### [EXERCISE TASK]
Return the records word for word. Any pictures in them are not part of the copy.

### [Data records]
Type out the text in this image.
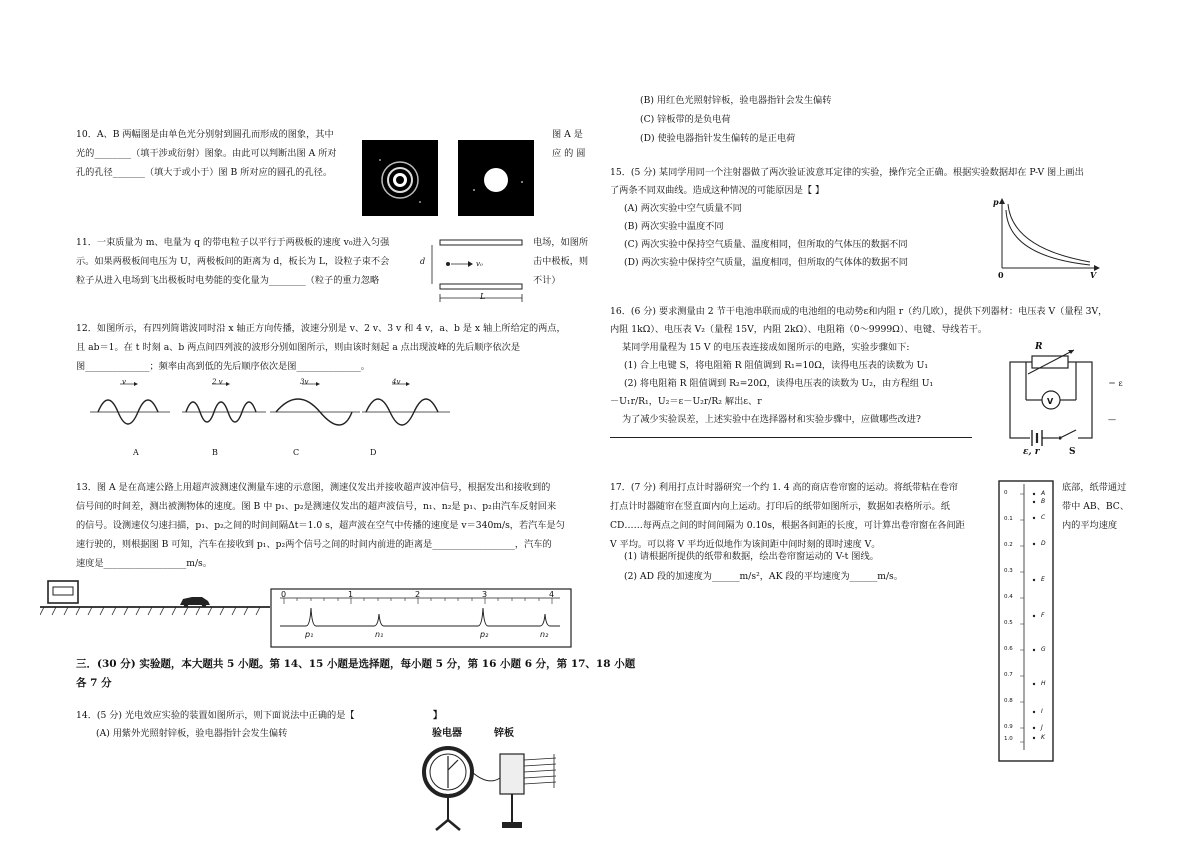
10．A、B 两幅图是由单色光分别射到圆孔而形成的图象，其中
光的________（填干涉或衍射）图象。由此可以判断出图 A 所对
孔的孔径_______（填大于或小于）图 B 所对应的圆孔的孔径。
图 A 是
应 的 圆
11．一束质量为 m、电量为 q 的带电粒子以平行于两极板的速度 v₀进入匀强
示。如果两极板间电压为 U，两极板间的距离为 d，板长为 L，设粒子束不会
粒子从进入电场到飞出极板时电势能的变化量为________（粒子的重力忽略
电场，如图所
击中极板，则
不计）
d	v₀
L
12．如图所示，有四列简谐波同时沿 x 轴正方向传播，波速分别是 v、2 v、3 v 和 4 v，a、b 是 x 轴上所给定的两点，
且 ab＝1。在 t 时刻 a、b 两点间四列波的波形分别如图所示，则由该时刻起 a 点出现波峰的先后顺序依次是
图______________；频率由高到低的先后顺序依次是图______________。
v	2 v	3v	4v
A	B	C	D
13．图 A 是在高速公路上用超声波测速仪测量车速的示意图，测速仪发出并接收超声波冲信号，根据发出和接收到的
信号间的时间差，测出被测物体的速度。图 B 中 p₁、p₂是测速仪发出的超声波信号，n₁、n₂是 p₁、p₂由汽车反射回来
的信号。设测速仪匀速扫描，p₁、p₂之间的时间间隔Δt＝1.0 s，超声波在空气中传播的速度是 v＝340m/s，若汽车是匀
速行驶的，则根据图 B 可知，汽车在接收到 p₁、p₂两个信号之间的时间内前进的距离是__________________，汽车的
速度是__________________m/s。
0	1	2	3	4
p₁	n₁	p₂	n₂
三．(30 分) 实验题，本大题共 5 小题。第 14、15 小题是选择题，每小题 5 分，第 16 小题 6 分，第 17、18 小题
各 7 分
14．(5 分) 光电效应实验的装置如图所示，则下面说法中正确的是【	】
(A) 用紫外光照射锌板，验电器指针会发生偏转	验电器	锌板
(B) 用红色光照射锌板，验电器指针会发生偏转
(C) 锌板带的是负电荷
(D) 使验电器指针发生偏转的是正电荷
15．(5 分) 某同学用同一个注射器做了两次验证波意耳定律的实验，操作完全正确。根据实验数据却在 P-V 图上画出
了两条不同双曲线。造成这种情况的可能原因是【 】
(A) 两次实验中空气质量不同
(B) 两次实验中温度不同
(C) 两次实验中保持空气质量、温度相同，但所取的气体压的数据不同
(D) 两次实验中保持空气质量，温度相同，但所取的气体体的数据不同
p
V
0
16．(6 分) 要求测量由 2 节干电池串联而成的电池组的电动势ε和内阻 r（约几欧），提供下列器材：电压表 V（量程 3V，
内阻 1kΩ）、电压表 V₂（量程 15V，内阻 2kΩ）、电阻箱（0～9999Ω）、电键、导线若干。
某同学用量程为 15 V 的电压表连接成如图所示的电路，实验步骤如下:
(1) 合上电键 S，将电阻箱 R 阻值调到 R₁=10Ω，读得电压表的读数为 U₁
(2) 将电阻箱 R 阻值调到 R₂=20Ω，读得电压表的读数为 U₂，由方程组 U₁
－U₁r/R₁，U₂＝ε－U₂r/R₂ 解出ε、r
为了减少实验误差，上述实验中在选择器材和实验步骤中，应做哪些改进?
＝ ε
—
R
V
ε, r	S
17．(7 分) 利用打点计时器研究一个约 1. 4 高的商店卷帘窗的运动。将纸带粘在卷帘
打点计时器随帘在竖直面内向上运动。打印后的纸带如图所示，数据如表格所示。纸
CD……每两点之间的时间间隔为 0.10s，根据各间距的长度，可计算出卷帘窗在各间距
V 平均。可以将 V 平均近似地作为该间距中间时刻的即时速度 V。
(1) 请根据所提供的纸带和数据，绘出卷帘窗运动的 V-t 图线。
(2) AD 段的加速度为______m/s²，AK 段的平均速度为______m/s。
底部，纸带通过
带中 AB、BC、
内的平均速度
A
B
C
D
E
F
G
H
I
J
K
0
0.1
0.2
0.3
0.4
0.5
0.6
0.7
0.8
0.9
1.0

### [COMPLETE ANSWER]
Type out the text in this image.
10．A、B 两幅图是由单色光分别射到圆孔而形成的图象，其中
光的________（填干涉或衍射）图象。由此可以判断出图 A 所对
孔的孔径_______（填大于或小于）图 B 所对应的圆孔的孔径。
图 A 是
应 的 圆
11．一束质量为 m、电量为 q 的带电粒子以平行于两极板的速度 v₀进入匀强
示。如果两极板间电压为 U，两极板间的距离为 d，板长为 L，设粒子束不会
粒子从进入电场到飞出极板时电势能的变化量为________（粒子的重力忽略
电场，如图所
击中极板，则
不计）
d	v₀
L
12．如图所示，有四列简谐波同时沿 x 轴正方向传播，波速分别是 v、2 v、3 v 和 4 v，a、b 是 x 轴上所给定的两点，
且 ab＝1。在 t 时刻 a、b 两点间四列波的波形分别如图所示，则由该时刻起 a 点出现波峰的先后顺序依次是
图______________；频率由高到低的先后顺序依次是图______________。
v	2 v	3v	4v
A	B	C	D
13．图 A 是在高速公路上用超声波测速仪测量车速的示意图，测速仪发出并接收超声波冲信号，根据发出和接收到的
信号间的时间差，测出被测物体的速度。图 B 中 p₁、p₂是测速仪发出的超声波信号，n₁、n₂是 p₁、p₂由汽车反射回来
的信号。设测速仪匀速扫描，p₁、p₂之间的时间间隔Δt＝1.0 s，超声波在空气中传播的速度是 v＝340m/s，若汽车是匀
速行驶的，则根据图 B 可知，汽车在接收到 p₁、p₂两个信号之间的时间内前进的距离是__________________，汽车的
速度是__________________m/s。
0	1	2	3	4
p₁	n₁	p₂	n₂
三．(30 分) 实验题，本大题共 5 小题。第 14、15 小题是选择题，每小题 5 分，第 16 小题 6 分，第 17、18 小题
各 7 分
14．(5 分) 光电效应实验的装置如图所示，则下面说法中正确的是【	】
(A) 用紫外光照射锌板，验电器指针会发生偏转	验电器	锌板
(B) 用红色光照射锌板，验电器指针会发生偏转
(C) 锌板带的是负电荷
(D) 使验电器指针发生偏转的是正电荷
15．(5 分) 某同学用同一个注射器做了两次验证波意耳定律的实验，操作完全正确。根据实验数据却在 P-V 图上画出
了两条不同双曲线。造成这种情况的可能原因是【 】
(A) 两次实验中空气质量不同
(B) 两次实验中温度不同
(C) 两次实验中保持空气质量、温度相同，但所取的气体压的数据不同
(D) 两次实验中保持空气质量，温度相同，但所取的气体体的数据不同
p
V
0
16．(6 分) 要求测量由 2 节干电池串联而成的电池组的电动势ε和内阻 r（约几欧），提供下列器材：电压表 V（量程 3V，
内阻 1kΩ）、电压表 V₂（量程 15V，内阻 2kΩ）、电阻箱（0～9999Ω）、电键、导线若干。
某同学用量程为 15 V 的电压表连接成如图所示的电路，实验步骤如下:
(1) 合上电键 S，将电阻箱 R 阻值调到 R₁=10Ω，读得电压表的读数为 U₁
(2) 将电阻箱 R 阻值调到 R₂=20Ω，读得电压表的读数为 U₂，由方程组 U₁
－U₁r/R₁，U₂＝ε－U₂r/R₂ 解出ε、r
为了减少实验误差，上述实验中在选择器材和实验步骤中，应做哪些改进?
＝ ε
—
R
V
ε, r	S
17．(7 分) 利用打点计时器研究一个约 1. 4 高的商店卷帘窗的运动。将纸带粘在卷帘
打点计时器随帘在竖直面内向上运动。打印后的纸带如图所示，数据如表格所示。纸
CD……每两点之间的时间间隔为 0.10s，根据各间距的长度，可计算出卷帘窗在各间距
V 平均。可以将 V 平均近似地作为该间距中间时刻的即时速度 V。
(1) 请根据所提供的纸带和数据，绘出卷帘窗运动的 V-t 图线。
(2) AD 段的加速度为______m/s²，AK 段的平均速度为______m/s。
底部，纸带通过
带中 AB、BC、
内的平均速度
A
B
C
D
E
F
G
H
I
J
K
0
0.1
0.2
0.3
0.4
0.5
0.6
0.7
0.8
0.9
1.0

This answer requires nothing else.